▸ Written exercise
Take every line that has the string "activities" and copy it out.
______________________________
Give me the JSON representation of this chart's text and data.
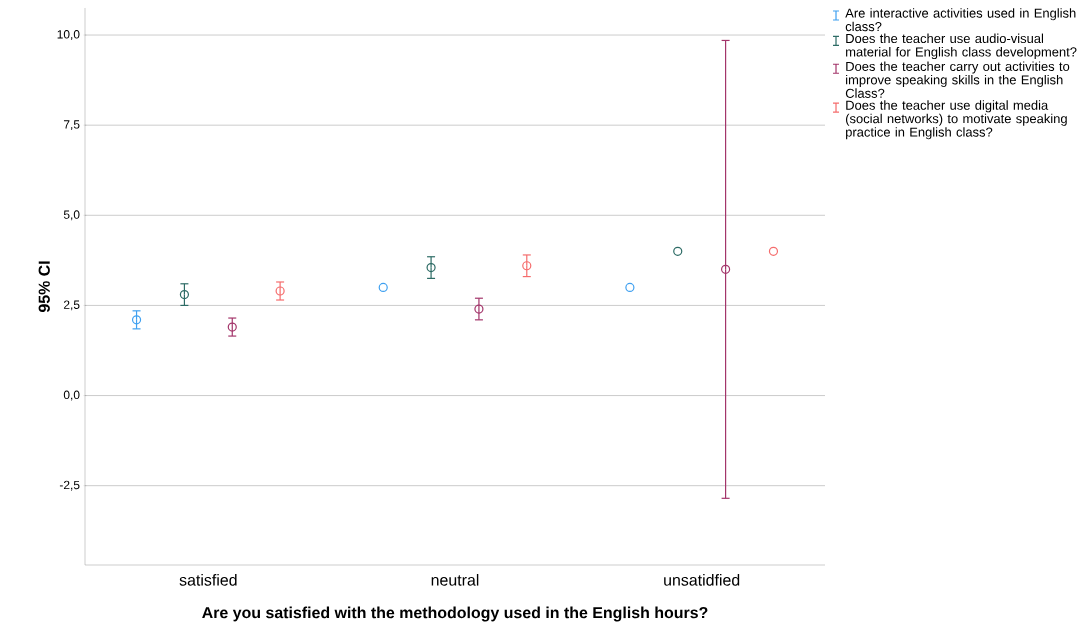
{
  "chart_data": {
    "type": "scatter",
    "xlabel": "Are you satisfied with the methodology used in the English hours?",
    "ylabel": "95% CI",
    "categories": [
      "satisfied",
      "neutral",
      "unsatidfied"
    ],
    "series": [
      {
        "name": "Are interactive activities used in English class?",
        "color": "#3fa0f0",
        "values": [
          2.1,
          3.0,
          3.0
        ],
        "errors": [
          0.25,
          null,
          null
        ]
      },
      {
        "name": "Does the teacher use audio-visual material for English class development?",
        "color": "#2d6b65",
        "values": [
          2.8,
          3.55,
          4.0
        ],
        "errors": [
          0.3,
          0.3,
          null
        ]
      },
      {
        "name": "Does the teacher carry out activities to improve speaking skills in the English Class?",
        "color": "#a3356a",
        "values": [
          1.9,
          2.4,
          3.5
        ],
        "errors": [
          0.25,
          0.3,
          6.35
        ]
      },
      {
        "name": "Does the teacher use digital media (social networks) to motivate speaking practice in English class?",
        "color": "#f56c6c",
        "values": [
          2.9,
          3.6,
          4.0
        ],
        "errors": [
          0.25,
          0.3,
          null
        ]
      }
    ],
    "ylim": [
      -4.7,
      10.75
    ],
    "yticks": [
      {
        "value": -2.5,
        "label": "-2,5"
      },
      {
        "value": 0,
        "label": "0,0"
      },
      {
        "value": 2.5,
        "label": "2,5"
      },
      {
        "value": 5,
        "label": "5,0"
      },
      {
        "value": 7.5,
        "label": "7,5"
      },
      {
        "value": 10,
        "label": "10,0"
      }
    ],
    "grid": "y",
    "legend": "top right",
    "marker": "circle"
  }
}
______________________________
▸ Solution to this problem
        "name": "Are interactive activities used in English class?",
        "name": "Does the teacher carry out activities to improve speaking skills in the English Class?",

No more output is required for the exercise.